[begin Provided data]

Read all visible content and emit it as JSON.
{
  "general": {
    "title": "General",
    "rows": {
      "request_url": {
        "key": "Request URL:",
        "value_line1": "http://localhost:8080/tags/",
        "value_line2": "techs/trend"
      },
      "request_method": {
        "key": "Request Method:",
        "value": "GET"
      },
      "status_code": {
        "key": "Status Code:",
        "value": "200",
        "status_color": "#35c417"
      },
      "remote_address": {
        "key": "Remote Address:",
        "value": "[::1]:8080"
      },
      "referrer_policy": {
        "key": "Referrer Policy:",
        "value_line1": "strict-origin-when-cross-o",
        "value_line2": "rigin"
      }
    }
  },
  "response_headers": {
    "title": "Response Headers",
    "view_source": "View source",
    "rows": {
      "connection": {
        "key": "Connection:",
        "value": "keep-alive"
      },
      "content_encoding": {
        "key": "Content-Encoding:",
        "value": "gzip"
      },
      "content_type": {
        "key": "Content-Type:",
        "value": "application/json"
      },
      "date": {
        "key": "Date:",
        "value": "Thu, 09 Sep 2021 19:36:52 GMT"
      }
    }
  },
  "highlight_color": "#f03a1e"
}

[end Provided data]

__Exercise task__
Quote all of the entries verbatim.

__The output__
Read all visible content and emit it as JSON.
{
  "general": {
    "title": "General",
    "rows": {
      "request_url": {
        "key": "Request URL:",
        "value_line1": "http://localhost:8080/tags/",
        "value_line2": "techs/trend"
      },
      "request_method": {
        "key": "Request Method:",
        "value": "GET"
      },
      "status_code": {
        "key": "Status Code:",
        "value": "200",
        "status_color": "#35c417"
      },
      "remote_address": {
        "key": "Remote Address:",
        "value": "[::1]:8080"
      },
      "referrer_policy": {
        "key": "Referrer Policy:",
        "value_line1": "strict-origin-when-cross-o",
        "value_line2": "rigin"
      }
    }
  },
  "response_headers": {
    "title": "Response Headers",
    "view_source": "View source",
    "rows": {
      "connection": {
        "key": "Connection:",
        "value": "keep-alive"
      },
      "content_encoding": {
        "key": "Content-Encoding:",
        "value": "gzip"
      },
      "content_type": {
        "key": "Content-Type:",
        "value": "application/json"
      },
      "date": {
        "key": "Date:",
        "value": "Thu, 09 Sep 2021 19:36:52 GMT"
      }
    }
  },
  "highlight_color": "#f03a1e"
}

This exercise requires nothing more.